## DATA RECORDS:
= = = = = = =
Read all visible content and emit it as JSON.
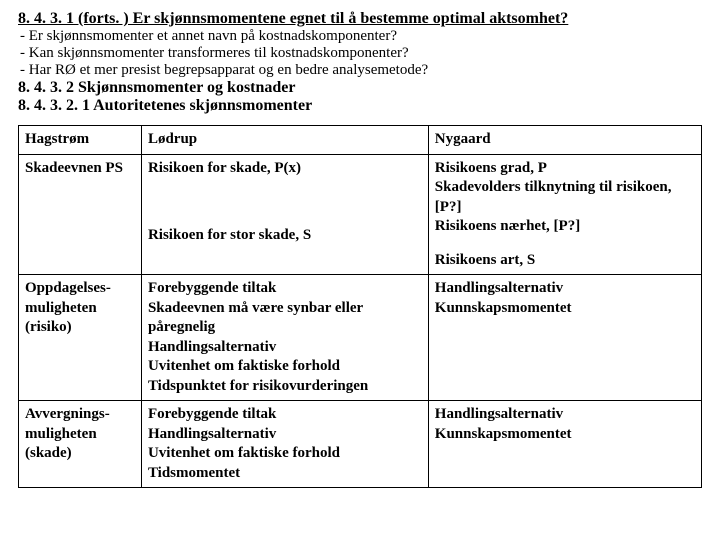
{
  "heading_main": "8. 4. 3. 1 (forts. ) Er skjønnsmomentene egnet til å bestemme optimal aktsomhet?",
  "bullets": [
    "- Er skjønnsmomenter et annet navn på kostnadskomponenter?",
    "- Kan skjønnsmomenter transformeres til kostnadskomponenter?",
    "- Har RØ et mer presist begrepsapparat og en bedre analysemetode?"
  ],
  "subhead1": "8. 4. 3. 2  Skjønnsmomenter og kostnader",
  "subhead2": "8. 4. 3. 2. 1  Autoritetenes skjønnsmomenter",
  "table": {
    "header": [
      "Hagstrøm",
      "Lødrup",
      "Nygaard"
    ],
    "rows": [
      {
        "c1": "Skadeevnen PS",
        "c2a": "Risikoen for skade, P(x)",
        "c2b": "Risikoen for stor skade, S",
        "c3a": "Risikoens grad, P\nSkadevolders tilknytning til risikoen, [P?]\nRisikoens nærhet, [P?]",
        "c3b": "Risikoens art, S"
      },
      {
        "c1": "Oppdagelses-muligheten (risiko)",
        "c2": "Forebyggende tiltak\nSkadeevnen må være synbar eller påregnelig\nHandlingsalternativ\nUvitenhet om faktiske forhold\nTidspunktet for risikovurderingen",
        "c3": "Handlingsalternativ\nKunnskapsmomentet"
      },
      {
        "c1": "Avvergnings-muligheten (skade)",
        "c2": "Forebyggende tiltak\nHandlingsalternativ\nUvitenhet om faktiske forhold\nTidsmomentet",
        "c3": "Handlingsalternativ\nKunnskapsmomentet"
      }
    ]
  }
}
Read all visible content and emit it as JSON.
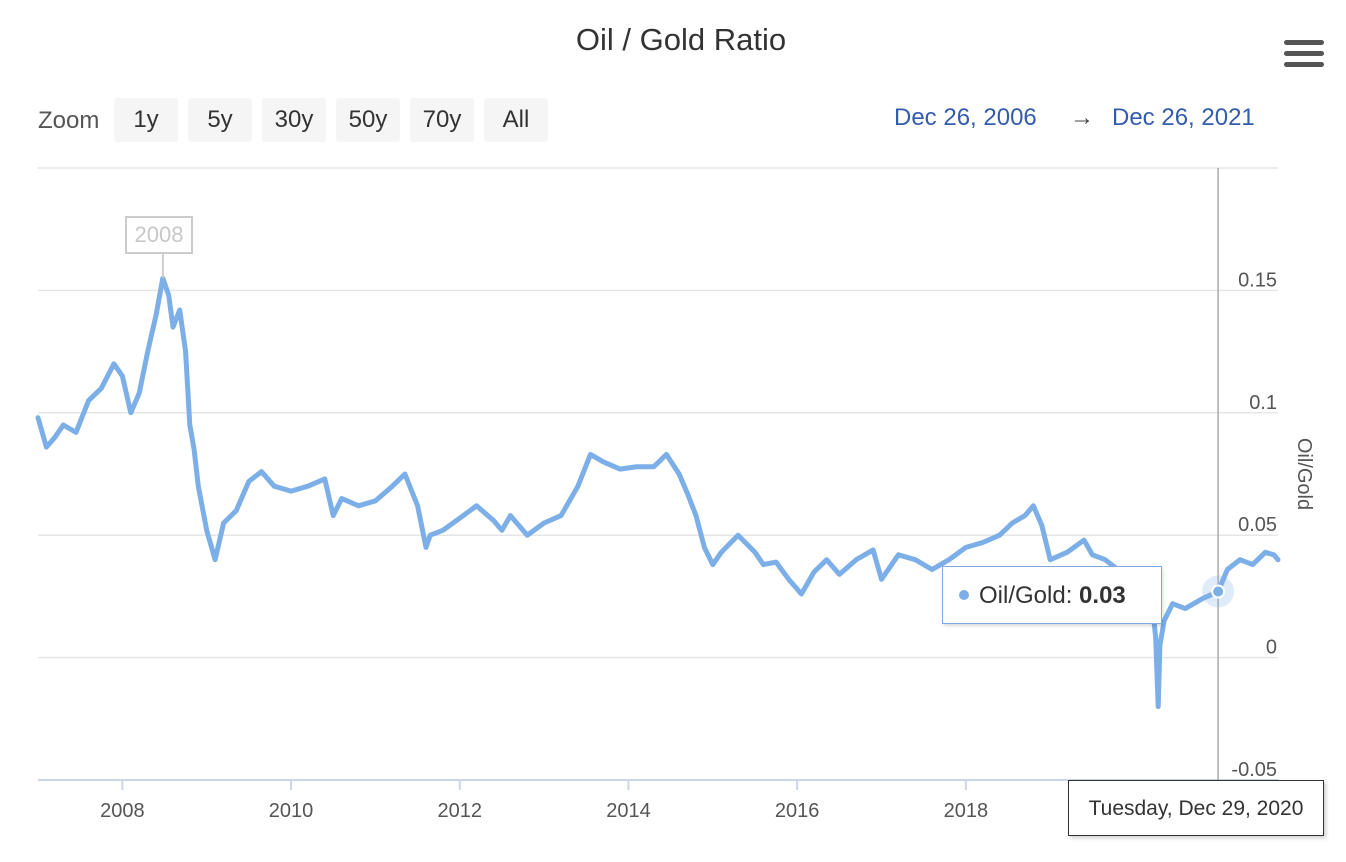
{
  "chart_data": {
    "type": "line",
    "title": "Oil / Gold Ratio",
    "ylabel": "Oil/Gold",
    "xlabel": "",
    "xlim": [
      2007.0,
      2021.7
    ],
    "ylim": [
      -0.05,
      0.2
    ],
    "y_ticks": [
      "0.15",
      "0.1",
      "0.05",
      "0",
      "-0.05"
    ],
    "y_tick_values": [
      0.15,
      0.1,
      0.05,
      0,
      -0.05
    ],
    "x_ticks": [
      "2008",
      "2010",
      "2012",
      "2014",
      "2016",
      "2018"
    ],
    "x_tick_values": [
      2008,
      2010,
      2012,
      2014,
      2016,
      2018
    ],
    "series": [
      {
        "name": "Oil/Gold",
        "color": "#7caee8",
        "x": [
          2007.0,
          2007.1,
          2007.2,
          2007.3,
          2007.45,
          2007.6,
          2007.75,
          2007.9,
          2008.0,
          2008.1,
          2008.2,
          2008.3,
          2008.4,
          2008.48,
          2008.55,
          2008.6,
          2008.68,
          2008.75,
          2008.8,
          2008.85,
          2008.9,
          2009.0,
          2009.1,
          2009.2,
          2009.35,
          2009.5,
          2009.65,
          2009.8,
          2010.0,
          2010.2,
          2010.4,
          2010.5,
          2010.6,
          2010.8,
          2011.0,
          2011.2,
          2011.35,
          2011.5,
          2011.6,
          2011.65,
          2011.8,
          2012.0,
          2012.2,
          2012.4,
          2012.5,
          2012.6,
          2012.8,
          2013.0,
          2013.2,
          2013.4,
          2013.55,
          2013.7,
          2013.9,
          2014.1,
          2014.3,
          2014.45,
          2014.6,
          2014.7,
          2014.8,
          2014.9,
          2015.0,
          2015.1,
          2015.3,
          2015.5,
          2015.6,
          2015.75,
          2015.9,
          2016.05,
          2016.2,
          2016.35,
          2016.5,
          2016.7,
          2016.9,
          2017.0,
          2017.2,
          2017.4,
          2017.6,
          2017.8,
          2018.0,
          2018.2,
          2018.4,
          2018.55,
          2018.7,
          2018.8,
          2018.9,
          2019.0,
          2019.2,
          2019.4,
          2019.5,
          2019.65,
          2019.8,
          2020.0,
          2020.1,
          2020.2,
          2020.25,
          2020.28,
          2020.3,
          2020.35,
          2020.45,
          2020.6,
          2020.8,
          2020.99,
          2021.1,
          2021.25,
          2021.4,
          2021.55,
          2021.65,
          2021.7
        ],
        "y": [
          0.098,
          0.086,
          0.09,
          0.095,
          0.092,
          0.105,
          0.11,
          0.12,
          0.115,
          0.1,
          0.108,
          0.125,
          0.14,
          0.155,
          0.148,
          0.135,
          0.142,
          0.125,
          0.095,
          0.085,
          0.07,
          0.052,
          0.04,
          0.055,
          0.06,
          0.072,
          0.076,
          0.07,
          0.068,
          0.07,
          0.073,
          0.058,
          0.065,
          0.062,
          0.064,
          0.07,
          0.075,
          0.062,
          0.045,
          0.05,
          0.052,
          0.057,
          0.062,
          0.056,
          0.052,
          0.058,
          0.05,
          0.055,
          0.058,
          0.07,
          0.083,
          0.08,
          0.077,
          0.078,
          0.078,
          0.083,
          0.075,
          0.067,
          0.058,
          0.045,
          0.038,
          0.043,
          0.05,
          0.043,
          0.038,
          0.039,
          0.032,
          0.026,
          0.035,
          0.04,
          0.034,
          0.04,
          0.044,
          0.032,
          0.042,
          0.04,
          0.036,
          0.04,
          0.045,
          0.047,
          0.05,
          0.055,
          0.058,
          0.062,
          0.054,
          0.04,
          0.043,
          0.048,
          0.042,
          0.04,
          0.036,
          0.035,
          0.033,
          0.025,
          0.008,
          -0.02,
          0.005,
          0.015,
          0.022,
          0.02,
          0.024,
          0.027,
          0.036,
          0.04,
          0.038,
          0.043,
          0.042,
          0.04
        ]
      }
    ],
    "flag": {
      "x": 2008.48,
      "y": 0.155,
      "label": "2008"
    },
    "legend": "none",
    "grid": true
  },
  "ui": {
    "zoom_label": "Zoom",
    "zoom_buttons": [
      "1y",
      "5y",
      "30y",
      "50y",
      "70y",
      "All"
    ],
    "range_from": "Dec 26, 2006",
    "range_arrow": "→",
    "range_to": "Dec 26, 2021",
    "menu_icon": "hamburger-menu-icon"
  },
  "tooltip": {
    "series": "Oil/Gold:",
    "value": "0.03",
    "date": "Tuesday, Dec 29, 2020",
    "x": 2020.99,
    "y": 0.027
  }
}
= = = = = = =
## EXERCISE DETAILS:
Please repeat the entries exactly. Do not include the pictures.

## SOLUTION TO THE EXERCISE:
Read all visible content and emit it as JSON.
{
  "heading_main": "8. 4. 3. 1 (forts. ) Er skjønnsmomentene egnet til å bestemme optimal aktsomhet?",
  "bullets": [
    "- Er skjønnsmomenter et annet navn på kostnadskomponenter?",
    "- Kan skjønnsmomenter transformeres til kostnadskomponenter?",
    "- Har RØ et mer presist begrepsapparat og en bedre analysemetode?"
  ],
  "subhead1": "8. 4. 3. 2  Skjønnsmomenter og kostnader",
  "subhead2": "8. 4. 3. 2. 1  Autoritetenes skjønnsmomenter",
  "table": {
    "header": [
      "Hagstrøm",
      "Lødrup",
      "Nygaard"
    ],
    "rows": [
      {
        "c1": "Skadeevnen PS",
        "c2a": "Risikoen for skade, P(x)",
        "c2b": "Risikoen for stor skade, S",
        "c3a": "Risikoens grad, P\nSkadevolders tilknytning til risikoen, [P?]\nRisikoens nærhet, [P?]",
        "c3b": "Risikoens art, S"
      },
      {
        "c1": "Oppdagelses-muligheten (risiko)",
        "c2": "Forebyggende tiltak\nSkadeevnen må være synbar eller påregnelig\nHandlingsalternativ\nUvitenhet om faktiske forhold\nTidspunktet for risikovurderingen",
        "c3": "Handlingsalternativ\nKunnskapsmomentet"
      },
      {
        "c1": "Avvergnings-muligheten (skade)",
        "c2": "Forebyggende tiltak\nHandlingsalternativ\nUvitenhet om faktiske forhold\nTidsmomentet",
        "c3": "Handlingsalternativ\nKunnskapsmomentet"
      }
    ]
  }
}
Read all visible content and emit it as JSON.
{
  "chart_data": {
    "type": "line",
    "title": "Oil / Gold Ratio",
    "ylabel": "Oil/Gold",
    "xlabel": "",
    "xlim": [
      2007.0,
      2021.7
    ],
    "ylim": [
      -0.05,
      0.2
    ],
    "y_ticks": [
      "0.15",
      "0.1",
      "0.05",
      "0",
      "-0.05"
    ],
    "y_tick_values": [
      0.15,
      0.1,
      0.05,
      0,
      -0.05
    ],
    "x_ticks": [
      "2008",
      "2010",
      "2012",
      "2014",
      "2016",
      "2018"
    ],
    "x_tick_values": [
      2008,
      2010,
      2012,
      2014,
      2016,
      2018
    ],
    "series": [
      {
        "name": "Oil/Gold",
        "color": "#7caee8",
        "x": [
          2007.0,
          2007.1,
          2007.2,
          2007.3,
          2007.45,
          2007.6,
          2007.75,
          2007.9,
          2008.0,
          2008.1,
          2008.2,
          2008.3,
          2008.4,
          2008.48,
          2008.55,
          2008.6,
          2008.68,
          2008.75,
          2008.8,
          2008.85,
          2008.9,
          2009.0,
          2009.1,
          2009.2,
          2009.35,
          2009.5,
          2009.65,
          2009.8,
          2010.0,
          2010.2,
          2010.4,
          2010.5,
          2010.6,
          2010.8,
          2011.0,
          2011.2,
          2011.35,
          2011.5,
          2011.6,
          2011.65,
          2011.8,
          2012.0,
          2012.2,
          2012.4,
          2012.5,
          2012.6,
          2012.8,
          2013.0,
          2013.2,
          2013.4,
          2013.55,
          2013.7,
          2013.9,
          2014.1,
          2014.3,
          2014.45,
          2014.6,
          2014.7,
          2014.8,
          2014.9,
          2015.0,
          2015.1,
          2015.3,
          2015.5,
          2015.6,
          2015.75,
          2015.9,
          2016.05,
          2016.2,
          2016.35,
          2016.5,
          2016.7,
          2016.9,
          2017.0,
          2017.2,
          2017.4,
          2017.6,
          2017.8,
          2018.0,
          2018.2,
          2018.4,
          2018.55,
          2018.7,
          2018.8,
          2018.9,
          2019.0,
          2019.2,
          2019.4,
          2019.5,
          2019.65,
          2019.8,
          2020.0,
          2020.1,
          2020.2,
          2020.25,
          2020.28,
          2020.3,
          2020.35,
          2020.45,
          2020.6,
          2020.8,
          2020.99,
          2021.1,
          2021.25,
          2021.4,
          2021.55,
          2021.65,
          2021.7
        ],
        "y": [
          0.098,
          0.086,
          0.09,
          0.095,
          0.092,
          0.105,
          0.11,
          0.12,
          0.115,
          0.1,
          0.108,
          0.125,
          0.14,
          0.155,
          0.148,
          0.135,
          0.142,
          0.125,
          0.095,
          0.085,
          0.07,
          0.052,
          0.04,
          0.055,
          0.06,
          0.072,
          0.076,
          0.07,
          0.068,
          0.07,
          0.073,
          0.058,
          0.065,
          0.062,
          0.064,
          0.07,
          0.075,
          0.062,
          0.045,
          0.05,
          0.052,
          0.057,
          0.062,
          0.056,
          0.052,
          0.058,
          0.05,
          0.055,
          0.058,
          0.07,
          0.083,
          0.08,
          0.077,
          0.078,
          0.078,
          0.083,
          0.075,
          0.067,
          0.058,
          0.045,
          0.038,
          0.043,
          0.05,
          0.043,
          0.038,
          0.039,
          0.032,
          0.026,
          0.035,
          0.04,
          0.034,
          0.04,
          0.044,
          0.032,
          0.042,
          0.04,
          0.036,
          0.04,
          0.045,
          0.047,
          0.05,
          0.055,
          0.058,
          0.062,
          0.054,
          0.04,
          0.043,
          0.048,
          0.042,
          0.04,
          0.036,
          0.035,
          0.033,
          0.025,
          0.008,
          -0.02,
          0.005,
          0.015,
          0.022,
          0.02,
          0.024,
          0.027,
          0.036,
          0.04,
          0.038,
          0.043,
          0.042,
          0.04
        ]
      }
    ],
    "flag": {
      "x": 2008.48,
      "y": 0.155,
      "label": "2008"
    },
    "legend": "none",
    "grid": true
  },
  "ui": {
    "zoom_label": "Zoom",
    "zoom_buttons": [
      "1y",
      "5y",
      "30y",
      "50y",
      "70y",
      "All"
    ],
    "range_from": "Dec 26, 2006",
    "range_arrow": "→",
    "range_to": "Dec 26, 2021",
    "menu_icon": "hamburger-menu-icon"
  },
  "tooltip": {
    "series": "Oil/Gold:",
    "value": "0.03",
    "date": "Tuesday, Dec 29, 2020",
    "x": 2020.99,
    "y": 0.027
  }
}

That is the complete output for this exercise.